** Instructions to follow **
Your task is to write out exactly the lines from the line containing "What does this" through the end of the records, inclusive at both ends.

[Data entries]

:::::

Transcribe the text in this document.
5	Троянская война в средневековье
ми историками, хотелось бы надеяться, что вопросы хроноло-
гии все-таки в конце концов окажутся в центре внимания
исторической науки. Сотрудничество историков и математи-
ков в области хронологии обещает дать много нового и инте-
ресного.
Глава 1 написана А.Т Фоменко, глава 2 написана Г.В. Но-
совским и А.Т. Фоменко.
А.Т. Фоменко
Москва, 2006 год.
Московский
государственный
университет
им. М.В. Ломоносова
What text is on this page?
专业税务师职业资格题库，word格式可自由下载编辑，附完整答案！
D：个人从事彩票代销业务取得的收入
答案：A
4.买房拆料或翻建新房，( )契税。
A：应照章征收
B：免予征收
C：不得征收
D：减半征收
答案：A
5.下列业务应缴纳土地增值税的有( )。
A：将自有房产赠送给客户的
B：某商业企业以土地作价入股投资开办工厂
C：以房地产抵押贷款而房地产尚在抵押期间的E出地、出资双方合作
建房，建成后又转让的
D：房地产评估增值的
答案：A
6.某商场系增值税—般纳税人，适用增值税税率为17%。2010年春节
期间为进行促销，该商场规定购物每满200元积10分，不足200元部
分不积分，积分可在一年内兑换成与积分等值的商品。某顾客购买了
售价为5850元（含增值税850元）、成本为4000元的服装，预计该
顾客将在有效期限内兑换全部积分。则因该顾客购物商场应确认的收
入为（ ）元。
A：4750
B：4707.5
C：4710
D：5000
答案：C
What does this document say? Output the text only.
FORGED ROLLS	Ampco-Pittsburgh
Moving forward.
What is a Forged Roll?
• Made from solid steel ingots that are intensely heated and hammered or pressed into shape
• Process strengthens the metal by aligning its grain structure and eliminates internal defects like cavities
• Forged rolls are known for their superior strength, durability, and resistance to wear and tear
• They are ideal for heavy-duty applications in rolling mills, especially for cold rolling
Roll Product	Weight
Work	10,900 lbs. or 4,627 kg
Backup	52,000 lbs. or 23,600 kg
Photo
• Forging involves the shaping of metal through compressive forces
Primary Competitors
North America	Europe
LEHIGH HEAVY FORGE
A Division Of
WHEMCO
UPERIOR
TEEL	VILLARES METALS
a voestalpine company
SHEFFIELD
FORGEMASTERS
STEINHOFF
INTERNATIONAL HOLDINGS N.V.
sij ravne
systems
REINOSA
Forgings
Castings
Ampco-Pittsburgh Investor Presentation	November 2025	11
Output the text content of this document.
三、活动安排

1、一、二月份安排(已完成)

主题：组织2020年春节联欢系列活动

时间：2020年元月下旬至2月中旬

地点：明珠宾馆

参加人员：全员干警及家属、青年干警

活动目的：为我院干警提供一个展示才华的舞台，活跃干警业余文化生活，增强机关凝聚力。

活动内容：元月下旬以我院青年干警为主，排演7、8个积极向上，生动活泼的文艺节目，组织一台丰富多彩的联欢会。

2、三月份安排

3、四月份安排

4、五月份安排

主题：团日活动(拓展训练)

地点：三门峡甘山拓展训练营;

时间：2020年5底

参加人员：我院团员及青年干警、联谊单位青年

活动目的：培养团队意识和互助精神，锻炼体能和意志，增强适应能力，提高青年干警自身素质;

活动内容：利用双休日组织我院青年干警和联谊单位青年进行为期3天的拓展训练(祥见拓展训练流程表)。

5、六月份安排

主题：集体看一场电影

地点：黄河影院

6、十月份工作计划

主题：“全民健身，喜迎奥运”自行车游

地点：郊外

:::::

** Right answer **
What does this document say? Output the text only.
FORGED ROLLS	Ampco-Pittsburgh
Moving forward.
What is a Forged Roll?
• Made from solid steel ingots that are intensely heated and hammered or pressed into shape
• Process strengthens the metal by aligning its grain structure and eliminates internal defects like cavities
• Forged rolls are known for their superior strength, durability, and resistance to wear and tear
• They are ideal for heavy-duty applications in rolling mills, especially for cold rolling
Roll Product	Weight
Work	10,900 lbs. or 4,627 kg
Backup	52,000 lbs. or 23,600 kg
Photo
• Forging involves the shaping of metal through compressive forces
Primary Competitors
North America	Europe
LEHIGH HEAVY FORGE
A Division Of
WHEMCO
UPERIOR
TEEL	VILLARES METALS
a voestalpine company
SHEFFIELD
FORGEMASTERS
STEINHOFF
INTERNATIONAL HOLDINGS N.V.
sij ravne
systems
REINOSA
Forgings
Castings
Ampco-Pittsburgh Investor Presentation	November 2025	11
Output the text content of this document.
三、活动安排

1、一、二月份安排(已完成)

主题：组织2020年春节联欢系列活动

时间：2020年元月下旬至2月中旬

地点：明珠宾馆

参加人员：全员干警及家属、青年干警

活动目的：为我院干警提供一个展示才华的舞台，活跃干警业余文化生活，增强机关凝聚力。

活动内容：元月下旬以我院青年干警为主，排演7、8个积极向上，生动活泼的文艺节目，组织一台丰富多彩的联欢会。

2、三月份安排

3、四月份安排

4、五月份安排

主题：团日活动(拓展训练)

地点：三门峡甘山拓展训练营;

时间：2020年5底

参加人员：我院团员及青年干警、联谊单位青年

活动目的：培养团队意识和互助精神，锻炼体能和意志，增强适应能力，提高青年干警自身素质;

活动内容：利用双休日组织我院青年干警和联谊单位青年进行为期3天的拓展训练(祥见拓展训练流程表)。

5、六月份安排

主题：集体看一场电影

地点：黄河影院

6、十月份工作计划

主题：“全民健身，喜迎奥运”自行车游

地点：郊外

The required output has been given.